- Written instruction -
Return the entries below verbatim. Pictures stay out.

- Rows -
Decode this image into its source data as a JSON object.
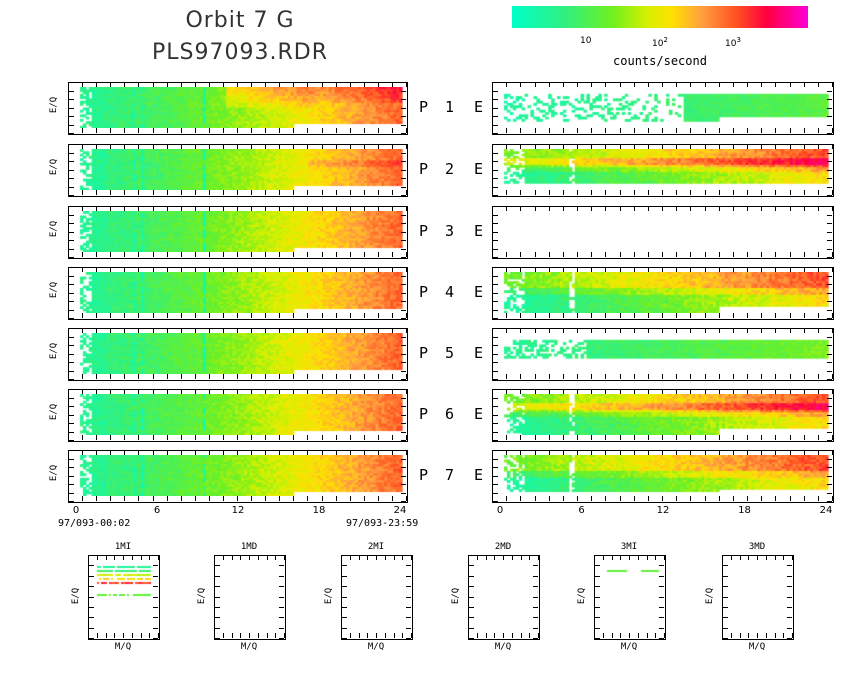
{
  "header": {
    "title_line1": "Orbit 7 G",
    "title_line2": "PLS97093.RDR"
  },
  "colorbar": {
    "ticks": [
      {
        "base": "10",
        "exp": ""
      },
      {
        "base": "10",
        "exp": "2"
      },
      {
        "base": "10",
        "exp": "3"
      }
    ],
    "label": "counts/second"
  },
  "rows": [
    {
      "p_label": "P",
      "num": "1",
      "e_label": "E"
    },
    {
      "p_label": "P",
      "num": "2",
      "e_label": "E"
    },
    {
      "p_label": "P",
      "num": "3",
      "e_label": "E"
    },
    {
      "p_label": "P",
      "num": "4",
      "e_label": "E"
    },
    {
      "p_label": "P",
      "num": "5",
      "e_label": "E"
    },
    {
      "p_label": "P",
      "num": "6",
      "e_label": "E"
    },
    {
      "p_label": "P",
      "num": "7",
      "e_label": "E"
    }
  ],
  "axis": {
    "y_label": "E/Q",
    "x_ticks": [
      "0",
      "6",
      "12",
      "18",
      "24"
    ],
    "start_date": "97/093-00:02",
    "end_date": "97/093-23:59"
  },
  "mini_plots": [
    {
      "title": "1MI",
      "xlabel": "M/Q",
      "ylabel": "E/Q"
    },
    {
      "title": "1MD",
      "xlabel": "M/Q",
      "ylabel": "E/Q"
    },
    {
      "title": "2MI",
      "xlabel": "M/Q",
      "ylabel": "E/Q"
    },
    {
      "title": "2MD",
      "xlabel": "M/Q",
      "ylabel": "E/Q"
    },
    {
      "title": "3MI",
      "xlabel": "M/Q",
      "ylabel": "E/Q"
    },
    {
      "title": "3MD",
      "xlabel": "M/Q",
      "ylabel": "E/Q"
    }
  ],
  "chart_data": {
    "type": "heatmap",
    "title": "Orbit 7 G",
    "subtitle": "PLS97093.RDR",
    "colorbar_label": "counts/second",
    "colorbar_scale": "log",
    "x_range_hours": [
      0,
      24
    ],
    "panels_left": [
      "P 1",
      "P 2",
      "P 3",
      "P 4",
      "P 5",
      "P 6",
      "P 7"
    ],
    "panels_right": [
      "E",
      "E",
      "E",
      "E",
      "E",
      "E",
      "E"
    ],
    "empty_right_panels": [
      "P 3"
    ],
    "mini_panels": [
      "1MI",
      "1MD",
      "2MI",
      "2MD",
      "3MI",
      "3MD"
    ],
    "mini_panels_with_data": [
      "1MI",
      "3MI"
    ]
  }
}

- Result for this exercise -
Decode this image into its source data as a JSON object.
{
  "header": {
    "title_line1": "Orbit 7 G",
    "title_line2": "PLS97093.RDR"
  },
  "colorbar": {
    "ticks": [
      {
        "base": "10",
        "exp": ""
      },
      {
        "base": "10",
        "exp": "2"
      },
      {
        "base": "10",
        "exp": "3"
      }
    ],
    "label": "counts/second"
  },
  "rows": [
    {
      "p_label": "P",
      "num": "1",
      "e_label": "E"
    },
    {
      "p_label": "P",
      "num": "2",
      "e_label": "E"
    },
    {
      "p_label": "P",
      "num": "3",
      "e_label": "E"
    },
    {
      "p_label": "P",
      "num": "4",
      "e_label": "E"
    },
    {
      "p_label": "P",
      "num": "5",
      "e_label": "E"
    },
    {
      "p_label": "P",
      "num": "6",
      "e_label": "E"
    },
    {
      "p_label": "P",
      "num": "7",
      "e_label": "E"
    }
  ],
  "axis": {
    "y_label": "E/Q",
    "x_ticks": [
      "0",
      "6",
      "12",
      "18",
      "24"
    ],
    "start_date": "97/093-00:02",
    "end_date": "97/093-23:59"
  },
  "mini_plots": [
    {
      "title": "1MI",
      "xlabel": "M/Q",
      "ylabel": "E/Q"
    },
    {
      "title": "1MD",
      "xlabel": "M/Q",
      "ylabel": "E/Q"
    },
    {
      "title": "2MI",
      "xlabel": "M/Q",
      "ylabel": "E/Q"
    },
    {
      "title": "2MD",
      "xlabel": "M/Q",
      "ylabel": "E/Q"
    },
    {
      "title": "3MI",
      "xlabel": "M/Q",
      "ylabel": "E/Q"
    },
    {
      "title": "3MD",
      "xlabel": "M/Q",
      "ylabel": "E/Q"
    }
  ],
  "chart_data": {
    "type": "heatmap",
    "title": "Orbit 7 G",
    "subtitle": "PLS97093.RDR",
    "colorbar_label": "counts/second",
    "colorbar_scale": "log",
    "x_range_hours": [
      0,
      24
    ],
    "panels_left": [
      "P 1",
      "P 2",
      "P 3",
      "P 4",
      "P 5",
      "P 6",
      "P 7"
    ],
    "panels_right": [
      "E",
      "E",
      "E",
      "E",
      "E",
      "E",
      "E"
    ],
    "empty_right_panels": [
      "P 3"
    ],
    "mini_panels": [
      "1MI",
      "1MD",
      "2MI",
      "2MD",
      "3MI",
      "3MD"
    ],
    "mini_panels_with_data": [
      "1MI",
      "3MI"
    ]
  }
}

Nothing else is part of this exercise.